═════ Document

When I found it, the second floor, sure enough, contained a long counter surmounted by a row of illuminated signs displaying every one of the innumerable airlines that landed at Heathrow-every airline, that is, but Olympic.  Twice I futilely surveyed the long line of signs.  It seemed that I could fly to every corner of the earth on airlines I never heard of provided I did not step foot on the one place I needed to go.  When I was relieved of my befuddlement by one of the people behind the counter, I realized that, once again, I had failed to exercise common sense in interpreting Heathrow’s elementary-albeit unwritten-guidelines.  It turned out that had I given my supposed mystery a moment’s thought, its solution would have been self-evident:   Olympic and Il Italia shared the same counter space.  And why should they not?  Greece and Italy were on a peaceful, and presumably neighborly, footing.  Both were Mediterranean countries sharing much in the way of common history, customs, and temperament.  The trivial bit of confusion on my part, notwithstanding, this sly, surreptitious bit of frugality was, if anything, to be commended.

My spirits, briefly lifted by the bright, prominent Il Italia sign nearby, promptly sank when I saw what was beneath it-a milling crowd of people commensurate in number with the worshippers at a papal mass.  It would, I despaired, take hours to accommodate all these travelers and, for the first time, worried about making it to the gate in time.  But I was unduly pessimistic.  Suddenly a mechanism behind the counter began spitting out what seemed like enough boarding passes to fill a 747.  These were bundled together by the attending agent and handed to the crowd’s imposing bearded leader who practically emptied the line with a single sweep of his arm.

Now only one well-groomed young man stood between me and the counter.  Based on his appearance and demeanor, I had every reason to expect the ensuing travel arrangements to be business-like and brief.  Yet another of my miscalculations in a day that had known nothing but.  Whatever had been the young man’s original intention in visiting the Il Italia booth was now replaced by a determination to engage in as intimate a form of cohabitation with the airline’s stunningly beautiful agent as circumstances allowed.  Worse, from my standpoint, was that she seemed to have no objection to this exercise in instant familiarity.  What two complete strangers could find to talk about I could not imagine, but apparently there was enough inventiveness on both sides to supply all that was needed.  As the minutes dragged on, I worried lest the boarding-pass machine had switched itself off and called it quits for the day, but it finally revived long enough to deliver a single document that somehow had taken infinitely longer to produce than the entire stack of documents that had dispersed the previous crowd.  Be that as it may, the young man reluctantly abandoned his tryst and I now had the agent’s undivided attention.  Inexplicably, she abruptly lost the conviviality that had flowered so naturally just moments before and my boarding pass was delivered with scarcely a word.  There was nothing for me to do then but leave her side after but a few heady minutes and take whatever consolation I could from the limp piece of cardboard that commemorated our encounter.  At least I was, after hours of Herculean labor, actually approaching the Olympic gate that had, by now, assumed, in my mind, an image worthy of its namesake-that of a mountaintop temple run by smiling, black-bearded, open-armed priests and etherealized by a chorus of white-robed virgins.

══════════
═════ Information supplied

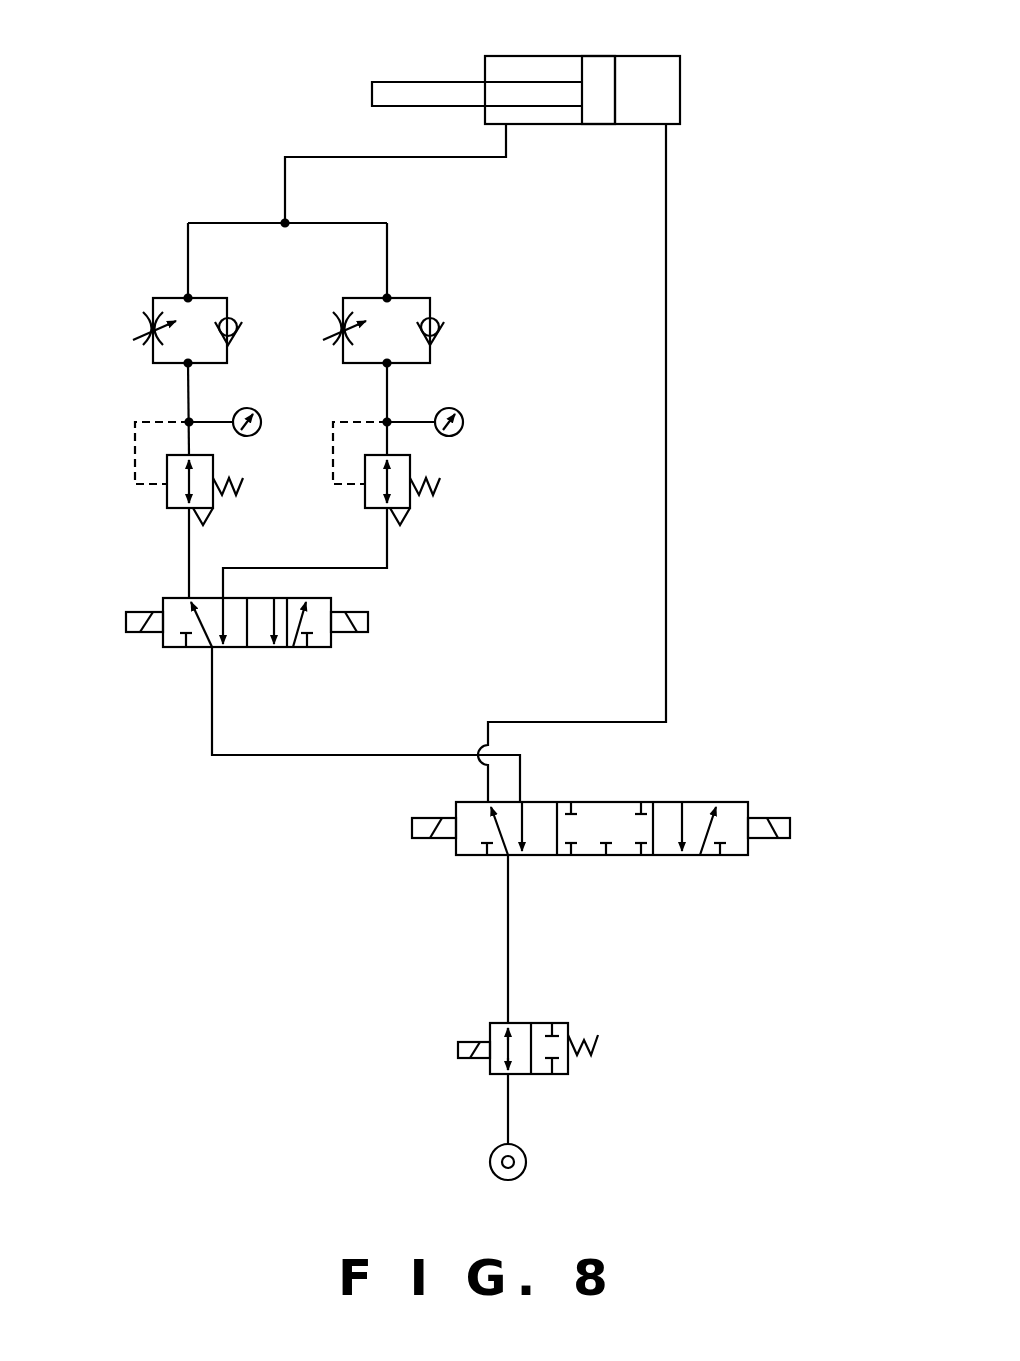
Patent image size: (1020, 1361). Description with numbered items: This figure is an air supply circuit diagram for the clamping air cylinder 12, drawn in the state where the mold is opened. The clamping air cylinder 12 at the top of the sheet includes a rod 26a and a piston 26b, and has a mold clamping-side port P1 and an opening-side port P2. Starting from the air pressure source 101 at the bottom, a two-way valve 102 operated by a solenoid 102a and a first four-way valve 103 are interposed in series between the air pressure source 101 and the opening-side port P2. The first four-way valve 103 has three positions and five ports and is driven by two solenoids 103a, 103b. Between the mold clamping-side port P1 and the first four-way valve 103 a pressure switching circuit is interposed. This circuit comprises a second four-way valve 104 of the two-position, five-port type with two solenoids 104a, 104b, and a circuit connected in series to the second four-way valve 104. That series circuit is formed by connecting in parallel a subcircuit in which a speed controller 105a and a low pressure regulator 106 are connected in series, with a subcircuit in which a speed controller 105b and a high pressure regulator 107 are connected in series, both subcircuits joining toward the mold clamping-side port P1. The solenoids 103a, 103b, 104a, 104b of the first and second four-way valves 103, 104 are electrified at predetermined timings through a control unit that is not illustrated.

══════════

» Required actions:
#1 Answer these questions from the Heathrow passage, one line each:
(a) Which airline shared counter space with Olympic?
(b) Who received the bundled boarding passes from the attending agent?
(c) Who stood between the narrator and the counter once the crowd had cleared?
#2 Translate this sentence from the Heathrow passage into Spanish: "Both were Mediterranean countries sharing much in the way of common history, customs, and temperament."
#3 In the Heathrow passage, transcribe the part that begins with the words containing "My spirits, briefly" and ends with "of his arm.".

» Results in order:
#1
(a) Il Italia
(b) The crowd's imposing bearded leader
(c) One well-groomed young man

#2 Ambos eran países mediterráneos que compartían mucho en cuanto a historia, costumbres y temperamento comunes.

#3
My spirits, briefly lifted by the bright, prominent Il Italia sign nearby, promptly sank when I saw what was beneath it-a milling crowd of people commensurate in number with the worshippers at a papal mass.  It would, I despaired, take hours to accommodate all these travelers and, for the first time, worried about making it to the gate in time.  But I was unduly pessimistic.  Suddenly a mechanism behind the counter began spitting out what seemed like enough boarding passes to fill a 747.  These were bundled together by the attending agent and handed to the crowd’s imposing bearded leader who practically emptied the line with a single sweep of his arm.